_DIRECTIONS:_ Scan the lines below for "always"; report the number of lines that contain it, and only that.
** start DATASET CONTENT **
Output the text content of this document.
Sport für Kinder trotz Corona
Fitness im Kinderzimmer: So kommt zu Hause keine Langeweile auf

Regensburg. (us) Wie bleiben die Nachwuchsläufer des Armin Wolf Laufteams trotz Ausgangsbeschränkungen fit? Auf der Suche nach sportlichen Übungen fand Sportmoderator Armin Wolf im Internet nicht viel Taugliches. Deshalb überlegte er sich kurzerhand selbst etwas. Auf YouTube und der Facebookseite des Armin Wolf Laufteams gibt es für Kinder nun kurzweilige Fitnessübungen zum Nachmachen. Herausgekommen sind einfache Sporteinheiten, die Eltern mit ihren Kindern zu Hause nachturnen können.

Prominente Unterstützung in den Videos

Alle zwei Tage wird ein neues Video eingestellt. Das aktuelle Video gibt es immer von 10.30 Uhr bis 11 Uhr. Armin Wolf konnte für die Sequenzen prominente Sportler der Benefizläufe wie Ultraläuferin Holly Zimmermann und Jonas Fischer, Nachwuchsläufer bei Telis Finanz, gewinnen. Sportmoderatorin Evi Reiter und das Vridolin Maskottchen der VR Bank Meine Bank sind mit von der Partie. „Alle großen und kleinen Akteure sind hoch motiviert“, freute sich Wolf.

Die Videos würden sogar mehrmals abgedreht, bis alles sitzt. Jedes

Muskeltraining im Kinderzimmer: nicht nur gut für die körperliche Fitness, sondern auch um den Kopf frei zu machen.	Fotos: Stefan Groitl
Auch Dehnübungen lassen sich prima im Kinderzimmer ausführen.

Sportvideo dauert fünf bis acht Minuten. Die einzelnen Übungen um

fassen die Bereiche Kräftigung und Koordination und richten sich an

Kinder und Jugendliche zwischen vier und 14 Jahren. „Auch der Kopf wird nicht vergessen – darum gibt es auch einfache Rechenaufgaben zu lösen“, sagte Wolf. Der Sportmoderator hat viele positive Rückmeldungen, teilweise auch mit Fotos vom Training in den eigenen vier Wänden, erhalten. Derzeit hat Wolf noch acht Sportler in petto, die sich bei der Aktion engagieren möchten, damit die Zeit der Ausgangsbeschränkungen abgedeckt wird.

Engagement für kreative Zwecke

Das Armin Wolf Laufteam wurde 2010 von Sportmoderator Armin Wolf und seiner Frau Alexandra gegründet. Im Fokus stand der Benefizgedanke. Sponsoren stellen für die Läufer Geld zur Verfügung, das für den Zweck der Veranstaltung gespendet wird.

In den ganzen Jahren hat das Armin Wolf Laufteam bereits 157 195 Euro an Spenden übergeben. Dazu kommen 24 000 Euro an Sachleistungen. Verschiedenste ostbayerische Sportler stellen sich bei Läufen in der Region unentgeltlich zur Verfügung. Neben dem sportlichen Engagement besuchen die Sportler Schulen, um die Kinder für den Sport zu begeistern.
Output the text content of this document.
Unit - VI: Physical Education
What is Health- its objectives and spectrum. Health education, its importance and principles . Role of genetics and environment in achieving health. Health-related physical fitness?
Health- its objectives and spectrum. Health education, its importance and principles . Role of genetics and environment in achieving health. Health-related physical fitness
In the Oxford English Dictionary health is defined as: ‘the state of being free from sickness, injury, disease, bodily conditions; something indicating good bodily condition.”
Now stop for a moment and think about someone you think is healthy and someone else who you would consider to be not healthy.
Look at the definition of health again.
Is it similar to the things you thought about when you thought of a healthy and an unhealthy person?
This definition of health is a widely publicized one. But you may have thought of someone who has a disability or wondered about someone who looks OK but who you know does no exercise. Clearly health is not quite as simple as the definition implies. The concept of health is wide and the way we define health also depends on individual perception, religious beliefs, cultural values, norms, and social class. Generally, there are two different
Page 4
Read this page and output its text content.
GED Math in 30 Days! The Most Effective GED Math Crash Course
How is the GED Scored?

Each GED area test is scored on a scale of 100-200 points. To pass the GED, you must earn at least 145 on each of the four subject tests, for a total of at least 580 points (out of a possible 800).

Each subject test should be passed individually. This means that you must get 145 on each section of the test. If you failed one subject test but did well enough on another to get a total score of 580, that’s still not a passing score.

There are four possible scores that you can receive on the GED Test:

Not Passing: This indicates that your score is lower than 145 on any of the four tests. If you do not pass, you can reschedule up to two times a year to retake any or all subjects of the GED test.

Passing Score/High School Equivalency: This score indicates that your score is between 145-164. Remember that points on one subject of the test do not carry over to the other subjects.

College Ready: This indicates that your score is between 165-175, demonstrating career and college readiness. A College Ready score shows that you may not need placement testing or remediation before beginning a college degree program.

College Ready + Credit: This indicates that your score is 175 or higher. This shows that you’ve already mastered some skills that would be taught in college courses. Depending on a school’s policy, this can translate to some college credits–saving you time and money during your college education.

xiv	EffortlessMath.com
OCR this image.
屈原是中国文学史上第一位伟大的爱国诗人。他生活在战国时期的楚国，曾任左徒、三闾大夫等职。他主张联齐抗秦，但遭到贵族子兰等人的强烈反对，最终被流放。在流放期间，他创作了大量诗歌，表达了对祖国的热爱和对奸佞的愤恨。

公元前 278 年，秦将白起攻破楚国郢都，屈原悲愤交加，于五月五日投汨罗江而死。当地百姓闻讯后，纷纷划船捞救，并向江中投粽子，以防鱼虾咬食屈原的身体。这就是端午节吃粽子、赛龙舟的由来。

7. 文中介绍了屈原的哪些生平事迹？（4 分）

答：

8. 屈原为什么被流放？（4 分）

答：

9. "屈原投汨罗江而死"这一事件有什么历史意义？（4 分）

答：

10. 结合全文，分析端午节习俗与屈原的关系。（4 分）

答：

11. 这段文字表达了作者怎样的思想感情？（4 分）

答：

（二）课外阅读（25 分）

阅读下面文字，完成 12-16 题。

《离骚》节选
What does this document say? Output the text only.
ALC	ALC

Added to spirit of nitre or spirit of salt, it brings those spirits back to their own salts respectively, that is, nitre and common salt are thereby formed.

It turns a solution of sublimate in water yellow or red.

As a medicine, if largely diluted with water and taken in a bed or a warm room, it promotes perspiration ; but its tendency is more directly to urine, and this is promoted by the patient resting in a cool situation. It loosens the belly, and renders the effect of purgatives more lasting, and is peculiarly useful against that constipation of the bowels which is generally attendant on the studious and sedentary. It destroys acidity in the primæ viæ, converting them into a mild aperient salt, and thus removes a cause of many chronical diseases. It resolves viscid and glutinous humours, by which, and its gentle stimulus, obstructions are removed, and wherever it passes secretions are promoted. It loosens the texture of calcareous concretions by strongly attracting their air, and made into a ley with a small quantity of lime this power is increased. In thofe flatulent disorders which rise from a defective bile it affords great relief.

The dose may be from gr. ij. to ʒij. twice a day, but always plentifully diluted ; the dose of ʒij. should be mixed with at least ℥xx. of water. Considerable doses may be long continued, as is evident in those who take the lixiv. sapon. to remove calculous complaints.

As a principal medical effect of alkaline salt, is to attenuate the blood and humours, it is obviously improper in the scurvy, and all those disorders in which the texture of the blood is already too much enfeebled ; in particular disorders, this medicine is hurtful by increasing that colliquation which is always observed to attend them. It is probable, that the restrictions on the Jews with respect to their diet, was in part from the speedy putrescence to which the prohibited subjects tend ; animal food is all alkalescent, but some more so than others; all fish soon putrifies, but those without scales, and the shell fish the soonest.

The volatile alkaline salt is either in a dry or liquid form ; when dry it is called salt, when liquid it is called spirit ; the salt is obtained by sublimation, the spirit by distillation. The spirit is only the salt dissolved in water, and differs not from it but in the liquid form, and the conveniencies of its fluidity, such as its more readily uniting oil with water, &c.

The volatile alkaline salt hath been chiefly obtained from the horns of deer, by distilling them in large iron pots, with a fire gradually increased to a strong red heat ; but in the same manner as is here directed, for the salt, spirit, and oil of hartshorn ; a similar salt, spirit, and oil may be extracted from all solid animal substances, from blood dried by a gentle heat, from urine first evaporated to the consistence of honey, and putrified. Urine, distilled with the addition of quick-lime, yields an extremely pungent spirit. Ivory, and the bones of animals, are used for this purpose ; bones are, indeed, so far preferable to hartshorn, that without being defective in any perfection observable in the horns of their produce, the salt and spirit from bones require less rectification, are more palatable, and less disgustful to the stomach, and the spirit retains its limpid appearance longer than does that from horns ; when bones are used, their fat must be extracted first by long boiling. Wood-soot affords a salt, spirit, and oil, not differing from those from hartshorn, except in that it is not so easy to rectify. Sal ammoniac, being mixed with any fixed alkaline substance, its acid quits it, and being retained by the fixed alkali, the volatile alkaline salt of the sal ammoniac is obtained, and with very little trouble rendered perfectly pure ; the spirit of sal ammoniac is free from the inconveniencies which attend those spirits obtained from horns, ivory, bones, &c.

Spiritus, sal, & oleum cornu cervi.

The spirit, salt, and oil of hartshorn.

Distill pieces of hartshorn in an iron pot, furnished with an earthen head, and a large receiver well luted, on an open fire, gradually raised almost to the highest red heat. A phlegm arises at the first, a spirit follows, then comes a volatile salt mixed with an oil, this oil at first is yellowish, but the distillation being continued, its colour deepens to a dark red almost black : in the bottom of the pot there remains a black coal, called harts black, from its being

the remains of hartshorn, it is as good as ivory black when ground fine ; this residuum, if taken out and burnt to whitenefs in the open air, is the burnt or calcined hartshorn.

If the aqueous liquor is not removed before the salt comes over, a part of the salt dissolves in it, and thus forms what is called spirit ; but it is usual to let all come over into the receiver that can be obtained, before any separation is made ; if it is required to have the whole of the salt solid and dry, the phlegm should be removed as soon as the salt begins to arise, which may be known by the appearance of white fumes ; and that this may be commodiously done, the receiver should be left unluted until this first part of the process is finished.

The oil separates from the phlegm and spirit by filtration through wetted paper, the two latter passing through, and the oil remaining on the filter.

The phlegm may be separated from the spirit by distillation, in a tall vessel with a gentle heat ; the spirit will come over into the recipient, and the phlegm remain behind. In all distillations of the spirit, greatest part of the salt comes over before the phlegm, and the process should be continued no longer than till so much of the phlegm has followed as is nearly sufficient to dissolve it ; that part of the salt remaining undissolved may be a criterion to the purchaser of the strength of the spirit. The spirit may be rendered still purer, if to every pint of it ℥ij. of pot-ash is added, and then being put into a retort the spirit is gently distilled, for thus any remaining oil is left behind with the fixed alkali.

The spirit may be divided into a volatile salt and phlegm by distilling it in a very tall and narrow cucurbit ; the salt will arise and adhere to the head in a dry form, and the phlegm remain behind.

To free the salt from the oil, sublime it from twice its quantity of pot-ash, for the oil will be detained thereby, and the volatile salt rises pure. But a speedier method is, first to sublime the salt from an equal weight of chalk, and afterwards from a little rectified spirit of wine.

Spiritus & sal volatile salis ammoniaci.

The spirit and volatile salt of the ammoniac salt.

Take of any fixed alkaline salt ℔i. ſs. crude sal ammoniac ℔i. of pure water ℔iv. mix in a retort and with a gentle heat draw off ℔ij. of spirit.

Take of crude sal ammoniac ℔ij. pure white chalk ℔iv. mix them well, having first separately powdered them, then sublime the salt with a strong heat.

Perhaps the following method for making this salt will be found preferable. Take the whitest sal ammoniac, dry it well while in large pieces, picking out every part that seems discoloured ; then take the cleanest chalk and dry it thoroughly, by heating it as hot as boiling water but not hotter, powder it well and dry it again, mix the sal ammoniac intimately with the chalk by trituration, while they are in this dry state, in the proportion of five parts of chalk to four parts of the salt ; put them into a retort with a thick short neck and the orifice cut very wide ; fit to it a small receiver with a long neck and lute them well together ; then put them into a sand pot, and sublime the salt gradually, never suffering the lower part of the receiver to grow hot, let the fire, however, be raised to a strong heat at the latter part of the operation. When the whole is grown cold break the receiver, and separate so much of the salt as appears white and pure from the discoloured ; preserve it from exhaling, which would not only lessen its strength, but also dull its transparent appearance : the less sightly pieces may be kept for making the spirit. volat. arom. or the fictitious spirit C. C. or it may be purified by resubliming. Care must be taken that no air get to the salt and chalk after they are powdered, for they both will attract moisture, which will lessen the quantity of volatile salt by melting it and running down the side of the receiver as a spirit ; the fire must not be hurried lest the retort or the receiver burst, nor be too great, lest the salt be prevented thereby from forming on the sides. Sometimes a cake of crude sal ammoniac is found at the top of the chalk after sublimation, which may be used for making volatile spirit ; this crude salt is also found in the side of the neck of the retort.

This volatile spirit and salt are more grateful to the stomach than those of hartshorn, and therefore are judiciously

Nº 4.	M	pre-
** end DATASET CONTENT **
_FINAL ANSWER:_ 2